## [Task 1]
Quote the G7 summit report between "U.S. President Obama" and "South China Sea.", inclusive.
## [Task 2]
Answer these questions using the G7 summit report:
(a) On what date did the G7 leaders agree on the need to send a strong message to China?
(b) Who was the Chinese Foreign Ministry spokeswoman who responded in Beijing?
(c) What percentage of world trade passes through the region, according to the report?
## [Task 3]
Name every person mentioned by name in the G7 summit report.

(May 30th, 2016) The Group of Seven (G7) leaders agreed on May 26 at their summit in Japan on the need to send a strong message to China about its maritime claims in the western Pacific, where an increasingly aggressive China has territorial disputes with Japan and several Southeast Asian nations. China has been seizing and militarizing some disputed islands and reefs in the region and threatening nations in the region that have challenged the seizures.
“Prime Minister (Shinzo) Abe led a discussion on the current situation in the South China Sea and East China Sea. Other G7 leaders said it is necessary for G7 to issue a clear signal,” Japan’s Deputy Chief Cabinet Secretary Hiroshige Seko told reporters after a session on foreign policy.
At a news conference late on Wednesday, Mr. Abe said that Japan welcomed China’s peaceful rise. But he repeated Tokyo’s opposition to acts aimed at changing the status quo by force and urging respect of the rule of law.
Chinese Foreign Ministry spokeswoman Hua Chunying retorted in Beijing that the South China Sea issue had “nothing to do” with the G7 or any of its members.
“China is resolutely opposed to individual countries hyping up the South China Sea for personal gain,” she said.
U.S. President Obama called on China to resolve maritime disputes peacefully and he reiterated that the United States was concerned about freedom of navigation and overflights in the region, through which 30 percent of world trade passes.
(May 30th, 2016) China has played down the U.S. decision to lift a decades-old ban on sales of arms to Vietnam because it is trying to avoid worsening relations already strained by Chinese military expansionism in the South China Sea.

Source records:
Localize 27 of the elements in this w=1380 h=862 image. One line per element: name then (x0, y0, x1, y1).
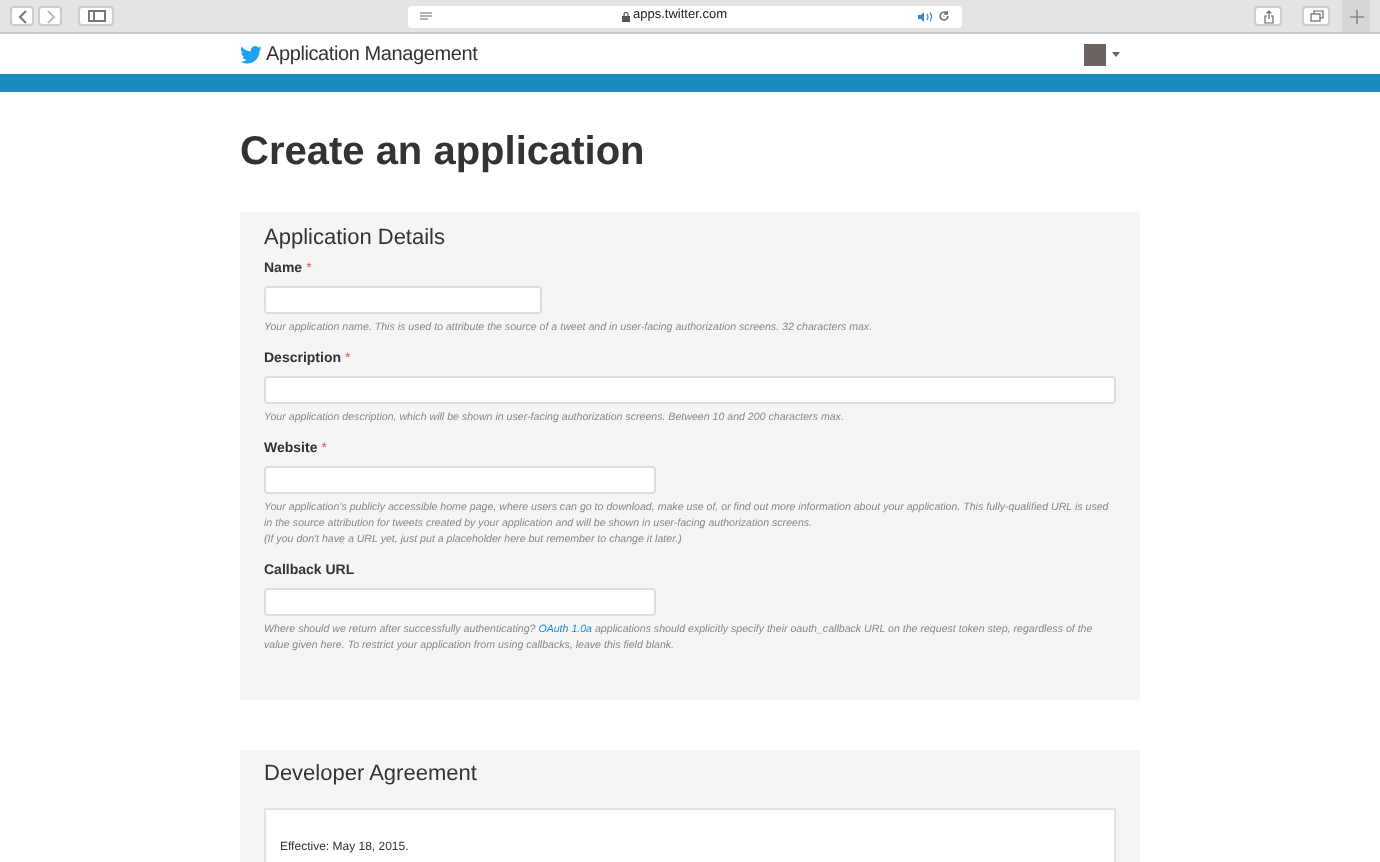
section-heading: Developer Agreement (264, 760, 479, 788)
tabs-button[interactable] (1302, 6, 1330, 26)
forward-button[interactable] (38, 6, 62, 26)
sidebar-icon (87, 10, 105, 22)
sound-icon (917, 11, 933, 21)
sidebar-button[interactable] (78, 6, 114, 26)
back-icon (17, 9, 27, 23)
back-button[interactable] (10, 6, 34, 26)
caret-icon (1112, 51, 1120, 57)
reload-icon (937, 10, 949, 22)
avatar[interactable] (1084, 43, 1106, 65)
section-heading: Application Details (264, 224, 447, 252)
page-title: Create an application (240, 128, 647, 178)
forward-icon (45, 9, 55, 23)
site-title: Application Management (266, 41, 478, 69)
tabs-icon (1309, 10, 1323, 22)
text-input[interactable] (264, 286, 542, 314)
share-button[interactable] (1254, 6, 1282, 26)
text-input[interactable] (264, 376, 1116, 404)
text-input[interactable] (264, 588, 656, 616)
reader-icon (419, 12, 431, 20)
share-icon (1263, 9, 1273, 23)
new-tab-button[interactable] (1342, 0, 1370, 32)
text-input[interactable] (264, 466, 656, 494)
plus-icon (1349, 9, 1363, 23)
lock-icon (621, 11, 630, 21)
bird-logo-icon (240, 45, 262, 63)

## [Complete answer 1]
U.S. President Obama called on China to resolve maritime disputes peacefully and he reiterated that the United States was concerned about freedom of navigation and overflights in the region, through which 30 percent of world trade passes.
(May 30th, 2016) China has played down the U.S. decision to lift a decades-old ban on sales of arms to Vietnam because it is trying to avoid worsening relations already strained by Chinese military expansionism in the South China Sea.

## [Complete answer 2]
(a) May 26
(b) Hua Chunying
(c) 30 percent

## [Complete answer 3]
Shinzo Abe
Hiroshige Seko
Hua Chunying
Obama